**Your objective:** Locate and copy each line in the data that contains the word "smoothed".
------------
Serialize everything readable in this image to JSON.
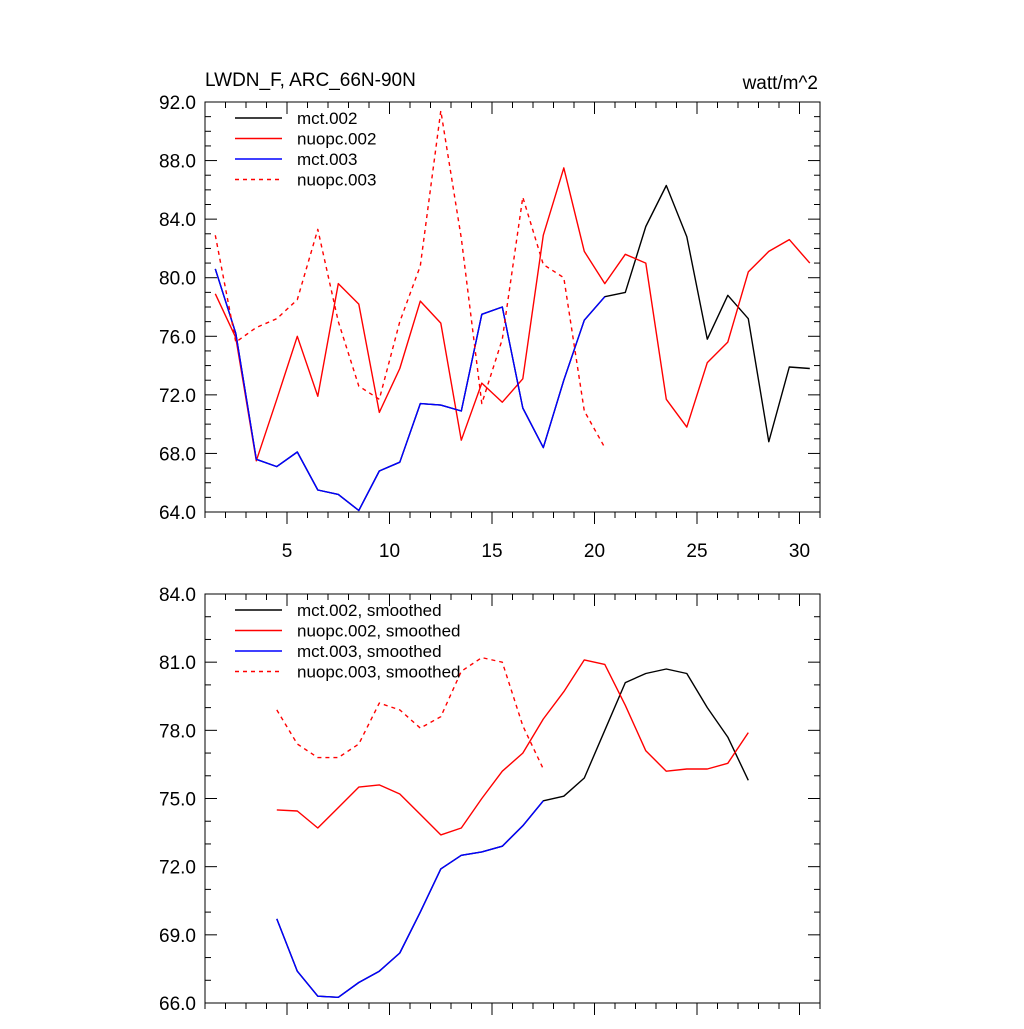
{
  "chart_data": [
    {
      "type": "line",
      "title": "LWDN_F, ARC_66N-90N",
      "units": "watt/m^2",
      "xlim": [
        1,
        31
      ],
      "ylim": [
        64,
        92
      ],
      "xticks": [
        5,
        10,
        15,
        20,
        25,
        30
      ],
      "xtick_labels": [
        "5",
        "10",
        "15",
        "20",
        "25",
        "30"
      ],
      "yticks": [
        64,
        68,
        72,
        76,
        80,
        84,
        88,
        92
      ],
      "ytick_labels": [
        "64.0",
        "68.0",
        "72.0",
        "76.0",
        "80.0",
        "84.0",
        "88.0",
        "92.0"
      ],
      "legend_position": "top-left",
      "series": [
        {
          "name": "mct.002",
          "color": "#000000",
          "dashed": false,
          "x": [
            1.5,
            2.5,
            3.5,
            4.5,
            5.5,
            6.5,
            7.5,
            8.5,
            9.5,
            10.5,
            11.5,
            12.5,
            13.5,
            14.5,
            15.5,
            16.5,
            17.5,
            18.5,
            19.5,
            20.5,
            21.5,
            22.5,
            23.5,
            24.5,
            25.5,
            26.5,
            27.5,
            28.5,
            29.5,
            30.5
          ],
          "y": [
            80.6,
            76.2,
            67.6,
            67.1,
            68.1,
            65.5,
            65.2,
            64.1,
            66.8,
            67.4,
            71.4,
            71.3,
            70.9,
            77.5,
            78.0,
            71.1,
            68.4,
            73.0,
            77.1,
            78.7,
            79.0,
            83.5,
            86.3,
            82.8,
            75.8,
            78.8,
            77.2,
            68.8,
            73.9,
            73.8
          ]
        },
        {
          "name": "nuopc.002",
          "color": "#ff0000",
          "dashed": false,
          "x": [
            1.5,
            2.5,
            3.5,
            4.5,
            5.5,
            6.5,
            7.5,
            8.5,
            9.5,
            10.5,
            11.5,
            12.5,
            13.5,
            14.5,
            15.5,
            16.5,
            17.5,
            18.5,
            19.5,
            20.5,
            21.5,
            22.5,
            23.5,
            24.5,
            25.5,
            26.5,
            27.5,
            28.5,
            29.5,
            30.5
          ],
          "y": [
            78.9,
            75.9,
            67.5,
            71.7,
            76.0,
            71.9,
            79.6,
            78.2,
            70.8,
            73.8,
            78.4,
            76.9,
            68.9,
            72.8,
            71.5,
            73.1,
            82.9,
            87.5,
            81.8,
            79.6,
            81.6,
            81.0,
            71.7,
            69.8,
            74.2,
            75.6,
            80.4,
            81.8,
            82.6,
            81.0
          ]
        },
        {
          "name": "mct.003",
          "color": "#0000ff",
          "dashed": false,
          "x": [
            1.5,
            2.5,
            3.5,
            4.5,
            5.5,
            6.5,
            7.5,
            8.5,
            9.5,
            10.5,
            11.5,
            12.5,
            13.5,
            14.5,
            15.5,
            16.5,
            17.5,
            18.5,
            19.5,
            20.5
          ],
          "y": [
            80.6,
            76.2,
            67.6,
            67.1,
            68.1,
            65.5,
            65.2,
            64.1,
            66.8,
            67.4,
            71.4,
            71.3,
            70.9,
            77.5,
            78.0,
            71.1,
            68.4,
            73.0,
            77.1,
            78.7
          ]
        },
        {
          "name": "nuopc.003",
          "color": "#ff0000",
          "dashed": true,
          "x": [
            1.5,
            2.5,
            3.5,
            4.5,
            5.5,
            6.5,
            7.5,
            8.5,
            9.5,
            10.5,
            11.5,
            12.5,
            13.5,
            14.5,
            15.5,
            16.5,
            17.5,
            18.5,
            19.5,
            20.5
          ],
          "y": [
            82.9,
            75.6,
            76.6,
            77.2,
            78.5,
            83.3,
            77.0,
            72.6,
            71.7,
            77.0,
            80.8,
            91.4,
            82.7,
            71.4,
            75.8,
            85.5,
            80.9,
            80.0,
            70.9,
            68.4
          ]
        }
      ]
    },
    {
      "type": "line",
      "title": "",
      "units": "",
      "xlim": [
        1,
        31
      ],
      "ylim": [
        66,
        84
      ],
      "xticks": [
        5,
        10,
        15,
        20,
        25,
        30
      ],
      "xtick_labels": [],
      "yticks": [
        66,
        69,
        72,
        75,
        78,
        81,
        84
      ],
      "ytick_labels": [
        "66.0",
        "69.0",
        "72.0",
        "75.0",
        "78.0",
        "81.0",
        "84.0"
      ],
      "legend_position": "top-left",
      "series": [
        {
          "name": "mct.002, smoothed",
          "color": "#000000",
          "dashed": false,
          "x": [
            4.5,
            5.5,
            6.5,
            7.5,
            8.5,
            9.5,
            10.5,
            11.5,
            12.5,
            13.5,
            14.5,
            15.5,
            16.5,
            17.5,
            18.5,
            19.5,
            20.5,
            21.5,
            22.5,
            23.5,
            24.5,
            25.5,
            26.5,
            27.5
          ],
          "y": [
            69.7,
            67.4,
            66.3,
            66.25,
            66.9,
            67.4,
            68.2,
            70.0,
            71.9,
            72.5,
            72.65,
            72.9,
            73.8,
            74.9,
            75.1,
            75.9,
            78.0,
            80.1,
            80.5,
            80.7,
            80.5,
            79.0,
            77.7,
            75.8
          ]
        },
        {
          "name": "nuopc.002, smoothed",
          "color": "#ff0000",
          "dashed": false,
          "x": [
            4.5,
            5.5,
            6.5,
            7.5,
            8.5,
            9.5,
            10.5,
            11.5,
            12.5,
            13.5,
            14.5,
            15.5,
            16.5,
            17.5,
            18.5,
            19.5,
            20.5,
            21.5,
            22.5,
            23.5,
            24.5,
            25.5,
            26.5,
            27.5
          ],
          "y": [
            74.5,
            74.45,
            73.7,
            74.6,
            75.5,
            75.6,
            75.2,
            74.3,
            73.4,
            73.7,
            75.0,
            76.2,
            77.0,
            78.5,
            79.7,
            81.1,
            80.9,
            79.1,
            77.1,
            76.2,
            76.3,
            76.3,
            76.55,
            77.9
          ]
        },
        {
          "name": "mct.003, smoothed",
          "color": "#0000ff",
          "dashed": false,
          "x": [
            4.5,
            5.5,
            6.5,
            7.5,
            8.5,
            9.5,
            10.5,
            11.5,
            12.5,
            13.5,
            14.5,
            15.5,
            16.5,
            17.5
          ],
          "y": [
            69.7,
            67.4,
            66.3,
            66.25,
            66.9,
            67.4,
            68.2,
            70.0,
            71.9,
            72.5,
            72.65,
            72.9,
            73.8,
            74.9
          ]
        },
        {
          "name": "nuopc.003, smoothed",
          "color": "#ff0000",
          "dashed": true,
          "x": [
            4.5,
            5.5,
            6.5,
            7.5,
            8.5,
            9.5,
            10.5,
            11.5,
            12.5,
            13.5,
            14.5,
            15.5,
            16.5,
            17.5
          ],
          "y": [
            78.9,
            77.4,
            76.8,
            76.8,
            77.4,
            79.2,
            78.9,
            78.1,
            78.6,
            80.6,
            81.2,
            81.0,
            78.2,
            76.3
          ]
        }
      ]
    }
  ]
}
------------
**Result of this exercise:**
          "name": "mct.002, smoothed",
          "name": "nuopc.002, smoothed",
          "name": "mct.003, smoothed",
          "name": "nuopc.003, smoothed",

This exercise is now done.